— Start Records supplied —

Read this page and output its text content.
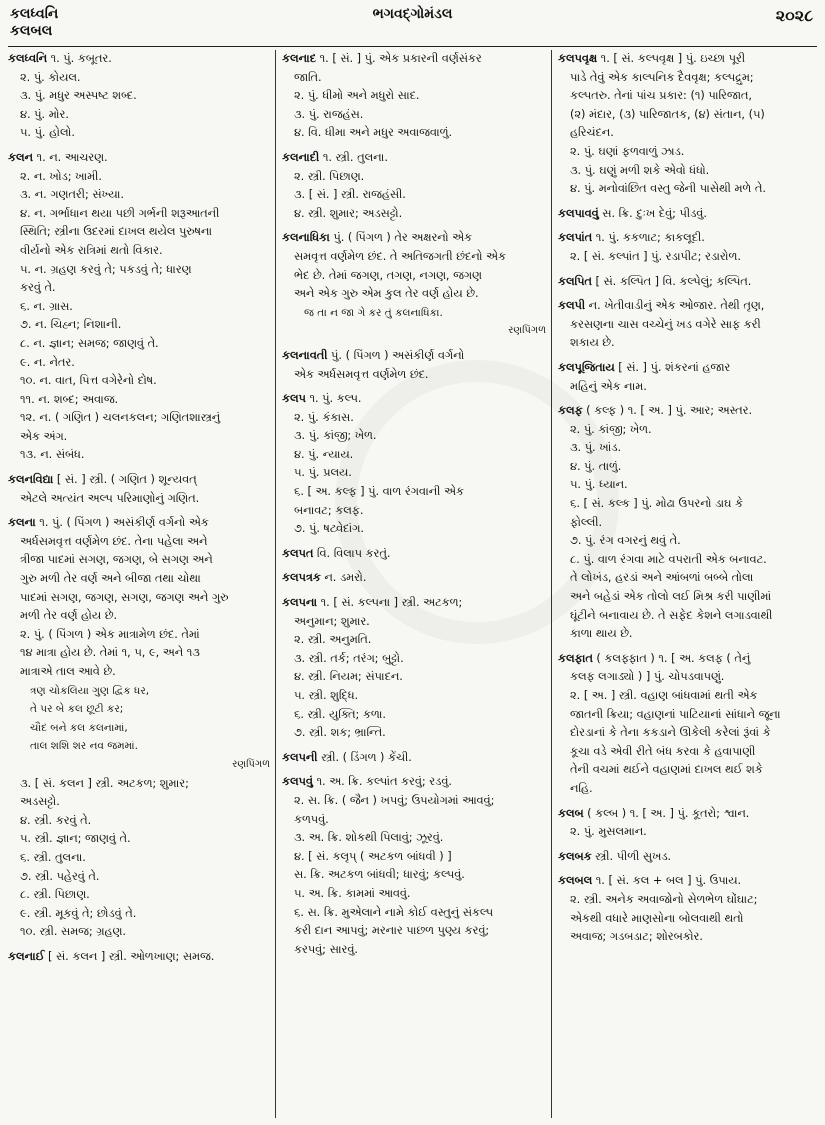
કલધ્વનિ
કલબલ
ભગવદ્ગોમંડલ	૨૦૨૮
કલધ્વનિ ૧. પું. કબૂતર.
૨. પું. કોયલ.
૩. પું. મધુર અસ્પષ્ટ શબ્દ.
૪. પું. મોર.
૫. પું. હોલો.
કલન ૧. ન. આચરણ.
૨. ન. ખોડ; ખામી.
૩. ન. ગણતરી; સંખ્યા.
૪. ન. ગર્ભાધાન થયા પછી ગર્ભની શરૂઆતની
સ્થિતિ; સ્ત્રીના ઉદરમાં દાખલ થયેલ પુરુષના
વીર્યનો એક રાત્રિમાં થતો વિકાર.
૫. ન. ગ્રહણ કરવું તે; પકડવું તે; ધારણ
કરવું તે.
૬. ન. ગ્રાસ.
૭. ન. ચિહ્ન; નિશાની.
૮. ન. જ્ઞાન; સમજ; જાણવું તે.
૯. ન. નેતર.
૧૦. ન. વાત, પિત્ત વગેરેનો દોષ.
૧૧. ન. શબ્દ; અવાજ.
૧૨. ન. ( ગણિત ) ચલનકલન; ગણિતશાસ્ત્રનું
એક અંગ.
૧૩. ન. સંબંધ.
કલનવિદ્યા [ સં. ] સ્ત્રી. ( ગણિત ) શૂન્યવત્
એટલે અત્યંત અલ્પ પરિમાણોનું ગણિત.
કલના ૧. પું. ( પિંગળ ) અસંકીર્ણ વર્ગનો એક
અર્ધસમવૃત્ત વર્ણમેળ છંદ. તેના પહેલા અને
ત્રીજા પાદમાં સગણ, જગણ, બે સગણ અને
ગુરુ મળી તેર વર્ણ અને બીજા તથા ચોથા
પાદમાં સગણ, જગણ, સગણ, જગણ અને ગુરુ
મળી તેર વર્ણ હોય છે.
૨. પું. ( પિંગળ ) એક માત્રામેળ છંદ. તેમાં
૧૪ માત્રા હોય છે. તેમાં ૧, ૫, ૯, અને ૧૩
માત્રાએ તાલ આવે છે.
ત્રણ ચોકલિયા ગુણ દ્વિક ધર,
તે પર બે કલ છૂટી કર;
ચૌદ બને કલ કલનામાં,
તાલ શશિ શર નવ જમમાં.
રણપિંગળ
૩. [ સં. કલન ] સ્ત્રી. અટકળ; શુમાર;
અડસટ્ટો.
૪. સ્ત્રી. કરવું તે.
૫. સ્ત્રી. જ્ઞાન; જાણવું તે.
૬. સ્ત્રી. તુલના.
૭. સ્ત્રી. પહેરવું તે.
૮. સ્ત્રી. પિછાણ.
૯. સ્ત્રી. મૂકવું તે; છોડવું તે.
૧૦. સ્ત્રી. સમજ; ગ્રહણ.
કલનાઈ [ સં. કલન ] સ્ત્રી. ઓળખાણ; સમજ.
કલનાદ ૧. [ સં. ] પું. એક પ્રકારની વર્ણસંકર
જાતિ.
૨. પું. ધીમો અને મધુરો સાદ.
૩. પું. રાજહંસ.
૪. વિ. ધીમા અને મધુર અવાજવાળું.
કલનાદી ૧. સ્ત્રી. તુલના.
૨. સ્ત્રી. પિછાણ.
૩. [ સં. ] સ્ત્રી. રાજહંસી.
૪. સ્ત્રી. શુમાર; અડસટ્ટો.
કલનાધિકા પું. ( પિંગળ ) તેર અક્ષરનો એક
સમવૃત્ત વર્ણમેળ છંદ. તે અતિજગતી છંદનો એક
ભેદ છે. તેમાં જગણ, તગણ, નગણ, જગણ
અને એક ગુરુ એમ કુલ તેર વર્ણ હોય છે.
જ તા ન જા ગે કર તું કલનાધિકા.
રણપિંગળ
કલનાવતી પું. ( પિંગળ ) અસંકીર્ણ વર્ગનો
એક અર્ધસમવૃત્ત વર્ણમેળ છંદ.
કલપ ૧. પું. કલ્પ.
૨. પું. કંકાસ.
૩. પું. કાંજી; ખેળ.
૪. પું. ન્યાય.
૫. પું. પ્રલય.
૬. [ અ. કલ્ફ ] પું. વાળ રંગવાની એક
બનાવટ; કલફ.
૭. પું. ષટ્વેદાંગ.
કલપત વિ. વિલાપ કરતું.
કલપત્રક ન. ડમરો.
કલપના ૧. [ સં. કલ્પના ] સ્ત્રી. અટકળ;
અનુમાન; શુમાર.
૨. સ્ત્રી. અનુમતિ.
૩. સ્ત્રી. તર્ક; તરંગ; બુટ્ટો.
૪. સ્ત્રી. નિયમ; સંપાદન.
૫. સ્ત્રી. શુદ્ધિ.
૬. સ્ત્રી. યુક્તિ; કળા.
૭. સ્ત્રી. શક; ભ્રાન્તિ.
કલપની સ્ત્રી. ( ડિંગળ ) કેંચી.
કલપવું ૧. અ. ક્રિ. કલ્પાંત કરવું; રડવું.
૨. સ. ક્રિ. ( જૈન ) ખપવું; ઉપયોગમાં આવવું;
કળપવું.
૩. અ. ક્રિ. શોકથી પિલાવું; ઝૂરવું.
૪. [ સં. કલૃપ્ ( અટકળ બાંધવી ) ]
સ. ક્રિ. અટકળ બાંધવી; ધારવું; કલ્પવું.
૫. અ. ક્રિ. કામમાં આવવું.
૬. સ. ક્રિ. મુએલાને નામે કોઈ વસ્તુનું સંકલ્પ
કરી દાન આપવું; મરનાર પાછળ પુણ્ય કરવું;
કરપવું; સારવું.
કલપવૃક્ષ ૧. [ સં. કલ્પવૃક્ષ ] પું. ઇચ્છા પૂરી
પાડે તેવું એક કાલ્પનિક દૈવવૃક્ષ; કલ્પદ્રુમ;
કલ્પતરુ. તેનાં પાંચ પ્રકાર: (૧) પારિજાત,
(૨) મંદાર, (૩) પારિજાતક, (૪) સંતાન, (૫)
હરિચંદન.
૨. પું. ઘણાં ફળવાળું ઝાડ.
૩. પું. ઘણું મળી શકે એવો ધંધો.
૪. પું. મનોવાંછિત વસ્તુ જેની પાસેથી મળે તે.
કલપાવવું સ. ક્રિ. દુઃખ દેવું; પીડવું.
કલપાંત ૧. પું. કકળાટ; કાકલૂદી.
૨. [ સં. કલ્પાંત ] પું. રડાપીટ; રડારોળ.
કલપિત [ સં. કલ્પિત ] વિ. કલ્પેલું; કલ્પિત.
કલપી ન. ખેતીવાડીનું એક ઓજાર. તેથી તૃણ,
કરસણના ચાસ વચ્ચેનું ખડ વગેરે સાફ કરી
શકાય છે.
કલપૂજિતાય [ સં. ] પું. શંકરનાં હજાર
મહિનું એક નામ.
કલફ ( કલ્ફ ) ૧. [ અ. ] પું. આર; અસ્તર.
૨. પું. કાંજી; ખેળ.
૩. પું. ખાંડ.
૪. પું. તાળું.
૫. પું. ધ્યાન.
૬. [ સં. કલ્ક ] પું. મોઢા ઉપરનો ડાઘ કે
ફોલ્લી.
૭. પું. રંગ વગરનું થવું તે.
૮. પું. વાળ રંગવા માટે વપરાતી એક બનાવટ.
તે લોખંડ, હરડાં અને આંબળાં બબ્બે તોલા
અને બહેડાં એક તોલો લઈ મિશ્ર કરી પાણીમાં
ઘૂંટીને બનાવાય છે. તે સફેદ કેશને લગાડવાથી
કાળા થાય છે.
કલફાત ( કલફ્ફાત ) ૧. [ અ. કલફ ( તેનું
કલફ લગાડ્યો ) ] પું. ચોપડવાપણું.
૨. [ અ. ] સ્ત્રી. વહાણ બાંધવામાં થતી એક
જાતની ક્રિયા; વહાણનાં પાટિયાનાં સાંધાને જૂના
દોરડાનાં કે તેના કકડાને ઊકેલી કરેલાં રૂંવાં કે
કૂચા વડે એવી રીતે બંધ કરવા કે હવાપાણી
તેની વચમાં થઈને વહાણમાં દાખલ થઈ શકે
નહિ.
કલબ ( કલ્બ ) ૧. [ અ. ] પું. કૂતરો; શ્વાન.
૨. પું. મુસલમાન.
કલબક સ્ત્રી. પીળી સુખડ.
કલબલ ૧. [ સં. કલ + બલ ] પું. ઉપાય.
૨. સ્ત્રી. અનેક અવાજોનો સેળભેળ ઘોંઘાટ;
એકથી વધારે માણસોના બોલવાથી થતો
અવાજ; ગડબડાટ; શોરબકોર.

— End Records supplied —

→ The exercise: Check each line above for the word "ધસમવ" and copy the ones that have it.

→ Task result:
અર્ધસમવૃત્ત વર્ણમેળ છંદ. તેના પહેલા અને
એક અર્ધસમવૃત્ત વર્ણમેળ છંદ.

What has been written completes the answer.